■ Objective
Locate the lines of the listing below that hold "power", then copy each of them.

[Figure data in JSON]
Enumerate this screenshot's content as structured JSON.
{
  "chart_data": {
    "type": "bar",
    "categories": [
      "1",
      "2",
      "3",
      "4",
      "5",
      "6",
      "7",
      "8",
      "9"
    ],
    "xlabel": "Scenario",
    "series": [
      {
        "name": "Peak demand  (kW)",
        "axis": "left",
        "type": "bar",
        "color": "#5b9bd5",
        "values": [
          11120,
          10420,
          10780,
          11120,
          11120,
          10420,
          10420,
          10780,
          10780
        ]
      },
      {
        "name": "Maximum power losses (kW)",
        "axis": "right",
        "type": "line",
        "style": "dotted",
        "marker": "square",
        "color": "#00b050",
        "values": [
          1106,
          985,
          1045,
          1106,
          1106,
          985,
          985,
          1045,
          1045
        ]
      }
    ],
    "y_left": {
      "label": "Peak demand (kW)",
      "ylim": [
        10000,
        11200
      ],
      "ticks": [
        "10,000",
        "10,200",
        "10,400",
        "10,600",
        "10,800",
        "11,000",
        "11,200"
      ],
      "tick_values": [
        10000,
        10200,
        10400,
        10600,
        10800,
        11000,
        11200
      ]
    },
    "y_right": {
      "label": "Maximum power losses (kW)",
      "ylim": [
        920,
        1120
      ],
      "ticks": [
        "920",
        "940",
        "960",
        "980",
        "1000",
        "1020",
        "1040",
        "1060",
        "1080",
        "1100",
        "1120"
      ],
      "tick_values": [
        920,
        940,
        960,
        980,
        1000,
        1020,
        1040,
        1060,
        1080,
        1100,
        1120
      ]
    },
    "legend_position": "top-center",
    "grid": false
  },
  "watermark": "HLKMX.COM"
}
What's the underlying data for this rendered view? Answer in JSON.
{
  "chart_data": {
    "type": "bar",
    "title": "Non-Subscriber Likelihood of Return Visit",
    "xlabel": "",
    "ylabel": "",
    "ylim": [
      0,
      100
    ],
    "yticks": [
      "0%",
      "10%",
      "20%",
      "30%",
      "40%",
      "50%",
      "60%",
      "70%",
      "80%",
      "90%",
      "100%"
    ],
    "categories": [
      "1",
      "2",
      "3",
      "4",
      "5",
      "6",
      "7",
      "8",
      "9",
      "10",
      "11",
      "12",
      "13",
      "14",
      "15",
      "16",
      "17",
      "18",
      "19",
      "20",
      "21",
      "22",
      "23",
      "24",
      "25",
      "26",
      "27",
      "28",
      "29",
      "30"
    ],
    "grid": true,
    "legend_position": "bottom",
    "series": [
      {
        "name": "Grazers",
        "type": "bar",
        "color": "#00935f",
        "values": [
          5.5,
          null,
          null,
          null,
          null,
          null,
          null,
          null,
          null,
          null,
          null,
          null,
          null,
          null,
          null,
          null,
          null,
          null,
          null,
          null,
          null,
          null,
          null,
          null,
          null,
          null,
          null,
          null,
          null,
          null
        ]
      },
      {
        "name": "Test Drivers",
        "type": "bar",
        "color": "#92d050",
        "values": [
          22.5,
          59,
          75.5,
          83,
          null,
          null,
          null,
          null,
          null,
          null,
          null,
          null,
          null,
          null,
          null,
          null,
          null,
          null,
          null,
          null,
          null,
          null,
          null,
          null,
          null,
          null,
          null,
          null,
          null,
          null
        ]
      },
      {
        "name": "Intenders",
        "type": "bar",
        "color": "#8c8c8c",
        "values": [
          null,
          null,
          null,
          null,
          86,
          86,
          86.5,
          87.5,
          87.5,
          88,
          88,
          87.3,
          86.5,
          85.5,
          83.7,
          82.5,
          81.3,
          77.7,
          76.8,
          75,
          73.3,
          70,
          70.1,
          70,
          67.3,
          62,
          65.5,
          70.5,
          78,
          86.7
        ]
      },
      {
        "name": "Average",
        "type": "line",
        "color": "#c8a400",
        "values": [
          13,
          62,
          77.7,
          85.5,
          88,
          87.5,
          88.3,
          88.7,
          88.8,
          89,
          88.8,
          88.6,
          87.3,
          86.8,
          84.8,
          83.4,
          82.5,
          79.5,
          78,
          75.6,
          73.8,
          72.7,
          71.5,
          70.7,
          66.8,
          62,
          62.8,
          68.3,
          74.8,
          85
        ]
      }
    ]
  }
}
==
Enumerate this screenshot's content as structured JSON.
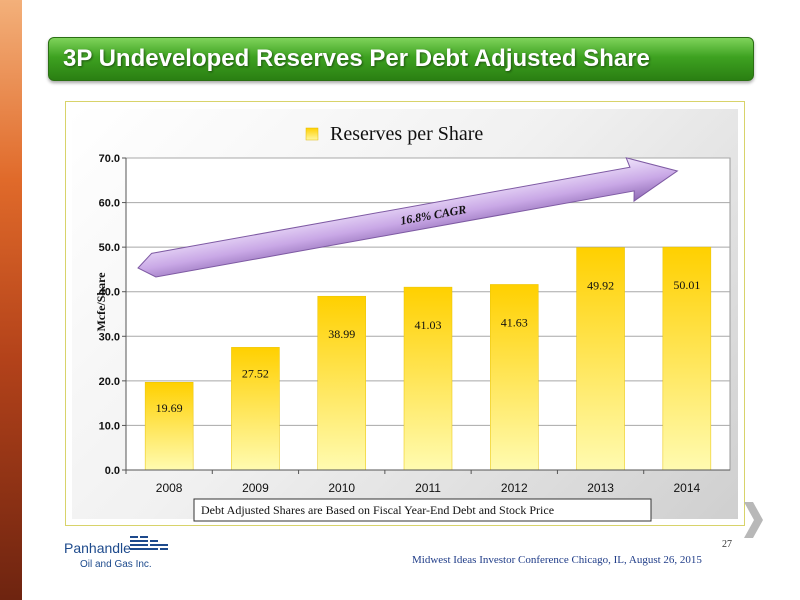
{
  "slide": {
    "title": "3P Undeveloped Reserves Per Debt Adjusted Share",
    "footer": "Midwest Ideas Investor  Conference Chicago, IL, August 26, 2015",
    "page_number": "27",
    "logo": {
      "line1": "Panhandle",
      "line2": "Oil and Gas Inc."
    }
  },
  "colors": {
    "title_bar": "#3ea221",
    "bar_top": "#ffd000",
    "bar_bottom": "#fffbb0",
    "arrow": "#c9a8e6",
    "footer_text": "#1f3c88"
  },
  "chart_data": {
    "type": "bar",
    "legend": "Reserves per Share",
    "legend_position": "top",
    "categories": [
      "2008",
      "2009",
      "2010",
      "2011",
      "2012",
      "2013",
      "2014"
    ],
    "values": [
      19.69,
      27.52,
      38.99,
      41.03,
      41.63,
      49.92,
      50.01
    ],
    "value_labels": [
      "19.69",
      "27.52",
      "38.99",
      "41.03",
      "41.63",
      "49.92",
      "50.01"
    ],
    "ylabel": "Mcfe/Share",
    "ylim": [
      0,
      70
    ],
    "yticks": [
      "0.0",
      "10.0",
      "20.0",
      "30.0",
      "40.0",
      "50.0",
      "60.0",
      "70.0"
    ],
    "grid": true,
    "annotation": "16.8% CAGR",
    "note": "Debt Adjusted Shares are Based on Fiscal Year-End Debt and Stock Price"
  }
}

■ Result of this exercise
        "name": "Maximum power losses (kW)",
      "label": "Maximum power losses (kW)",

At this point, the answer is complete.